Figure record extracts:
━━━━━━
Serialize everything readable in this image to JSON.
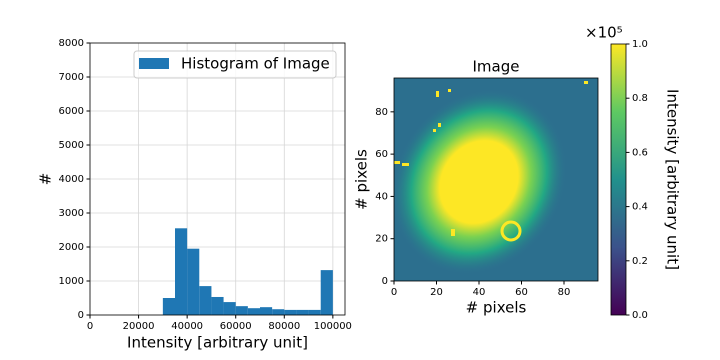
{
  "chart_data": [
    {
      "type": "histogram",
      "bins": [
        30000,
        35000,
        40000,
        45000,
        50000,
        55000,
        60000,
        65000,
        70000,
        75000,
        80000,
        85000,
        90000,
        95000,
        100000
      ],
      "counts": [
        500,
        2550,
        1950,
        850,
        530,
        380,
        260,
        200,
        230,
        170,
        150,
        150,
        150,
        1320
      ],
      "color": "#1f77b4",
      "series_name": "Histogram of Image",
      "xlabel": "Intensity [arbitrary unit]",
      "ylabel": "#",
      "xlim": [
        0,
        105000
      ],
      "xticks": [
        0,
        20000,
        40000,
        60000,
        80000,
        100000
      ],
      "ylim": [
        0,
        8000
      ],
      "yticks": [
        0,
        1000,
        2000,
        3000,
        4000,
        5000,
        6000,
        7000,
        8000
      ],
      "grid": true,
      "legend": "upper right"
    },
    {
      "type": "image",
      "title": "Image",
      "xlabel": "# pixels",
      "ylabel": "# pixels",
      "xlim": [
        0,
        96
      ],
      "xticks": [
        0,
        20,
        40,
        60,
        80
      ],
      "ylim": [
        0,
        96
      ],
      "yticks": [
        0,
        20,
        40,
        60,
        80
      ],
      "colormap": "viridis",
      "colorbar": {
        "label": "Intensity [arbitrary unit]",
        "offset_text": "×10⁵",
        "lim": [
          0,
          1
        ],
        "ticks": [
          {
            "value": 0,
            "label": "0.0"
          },
          0.2,
          0.4,
          0.6,
          0.8,
          {
            "value": 1,
            "label": "1.0"
          }
        ]
      }
    }
  ]
}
━━━━━━
Problem details> Retype everything in the material word for word, minus pictures.

Answer to this exercise>
Serialize everything readable in this image to JSON.
{
  "chart_data": [
    {
      "type": "histogram",
      "bins": [
        30000,
        35000,
        40000,
        45000,
        50000,
        55000,
        60000,
        65000,
        70000,
        75000,
        80000,
        85000,
        90000,
        95000,
        100000
      ],
      "counts": [
        500,
        2550,
        1950,
        850,
        530,
        380,
        260,
        200,
        230,
        170,
        150,
        150,
        150,
        1320
      ],
      "color": "#1f77b4",
      "series_name": "Histogram of Image",
      "xlabel": "Intensity [arbitrary unit]",
      "ylabel": "#",
      "xlim": [
        0,
        105000
      ],
      "xticks": [
        0,
        20000,
        40000,
        60000,
        80000,
        100000
      ],
      "ylim": [
        0,
        8000
      ],
      "yticks": [
        0,
        1000,
        2000,
        3000,
        4000,
        5000,
        6000,
        7000,
        8000
      ],
      "grid": true,
      "legend": "upper right"
    },
    {
      "type": "image",
      "title": "Image",
      "xlabel": "# pixels",
      "ylabel": "# pixels",
      "xlim": [
        0,
        96
      ],
      "xticks": [
        0,
        20,
        40,
        60,
        80
      ],
      "ylim": [
        0,
        96
      ],
      "yticks": [
        0,
        20,
        40,
        60,
        80
      ],
      "colormap": "viridis",
      "colorbar": {
        "label": "Intensity [arbitrary unit]",
        "offset_text": "×10⁵",
        "lim": [
          0,
          1
        ],
        "ticks": [
          {
            "value": 0,
            "label": "0.0"
          },
          0.2,
          0.4,
          0.6,
          0.8,
          {
            "value": 1,
            "label": "1.0"
          }
        ]
      }
    }
  ]
}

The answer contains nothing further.